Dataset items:
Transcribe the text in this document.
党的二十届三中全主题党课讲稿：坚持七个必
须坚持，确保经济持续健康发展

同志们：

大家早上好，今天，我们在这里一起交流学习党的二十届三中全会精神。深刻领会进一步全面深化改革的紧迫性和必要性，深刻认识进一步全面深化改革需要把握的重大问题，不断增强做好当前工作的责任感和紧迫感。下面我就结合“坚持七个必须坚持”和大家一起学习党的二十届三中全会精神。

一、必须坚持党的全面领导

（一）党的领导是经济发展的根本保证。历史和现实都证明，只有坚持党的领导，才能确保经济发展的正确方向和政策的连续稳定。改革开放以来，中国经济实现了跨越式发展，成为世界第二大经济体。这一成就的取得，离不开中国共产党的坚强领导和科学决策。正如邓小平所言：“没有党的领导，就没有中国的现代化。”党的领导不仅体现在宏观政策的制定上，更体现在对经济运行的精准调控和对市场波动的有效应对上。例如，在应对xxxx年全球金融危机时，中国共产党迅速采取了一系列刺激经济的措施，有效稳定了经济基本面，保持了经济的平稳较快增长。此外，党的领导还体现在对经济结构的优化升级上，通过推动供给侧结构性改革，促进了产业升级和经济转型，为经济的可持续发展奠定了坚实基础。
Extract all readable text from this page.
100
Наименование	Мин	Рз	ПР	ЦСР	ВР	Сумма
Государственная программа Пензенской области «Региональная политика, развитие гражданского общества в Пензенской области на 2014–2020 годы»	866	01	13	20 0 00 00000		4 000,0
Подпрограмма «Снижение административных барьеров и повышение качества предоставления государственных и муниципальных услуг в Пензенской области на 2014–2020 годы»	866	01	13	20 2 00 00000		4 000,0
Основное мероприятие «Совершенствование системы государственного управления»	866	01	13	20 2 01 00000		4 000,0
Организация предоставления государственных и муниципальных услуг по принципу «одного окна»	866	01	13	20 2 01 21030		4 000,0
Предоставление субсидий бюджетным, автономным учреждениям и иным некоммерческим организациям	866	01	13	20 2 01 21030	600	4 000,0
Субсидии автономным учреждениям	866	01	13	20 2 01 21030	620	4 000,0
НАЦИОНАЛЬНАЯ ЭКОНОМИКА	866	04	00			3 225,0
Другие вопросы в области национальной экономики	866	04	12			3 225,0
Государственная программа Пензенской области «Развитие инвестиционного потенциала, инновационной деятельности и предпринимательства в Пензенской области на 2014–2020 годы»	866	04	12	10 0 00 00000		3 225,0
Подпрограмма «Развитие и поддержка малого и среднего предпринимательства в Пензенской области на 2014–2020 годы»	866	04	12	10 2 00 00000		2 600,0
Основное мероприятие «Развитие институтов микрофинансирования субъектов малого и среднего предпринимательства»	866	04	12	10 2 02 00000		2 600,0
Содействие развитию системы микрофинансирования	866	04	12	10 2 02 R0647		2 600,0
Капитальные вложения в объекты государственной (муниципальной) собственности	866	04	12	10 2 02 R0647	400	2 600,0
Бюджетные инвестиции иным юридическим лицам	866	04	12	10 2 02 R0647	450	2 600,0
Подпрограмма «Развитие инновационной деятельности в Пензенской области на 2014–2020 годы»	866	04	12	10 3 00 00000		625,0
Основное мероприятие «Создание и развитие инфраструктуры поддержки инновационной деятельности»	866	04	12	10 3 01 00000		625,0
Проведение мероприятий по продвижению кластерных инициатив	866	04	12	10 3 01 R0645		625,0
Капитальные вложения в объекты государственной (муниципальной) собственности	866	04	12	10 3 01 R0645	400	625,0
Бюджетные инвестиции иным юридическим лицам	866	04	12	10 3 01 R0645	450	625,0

DIRECTIVE »
Look through the lines above and collect those with the word "Бюджетные".

EXPECTED OUTPUT »
Бюджетные инвестиции иным юридическим лицам	866	04	12	10 2 02 R0647	450	2 600,0
Бюджетные инвестиции иным юридическим лицам	866	04	12	10 3 01 R0645	450	625,0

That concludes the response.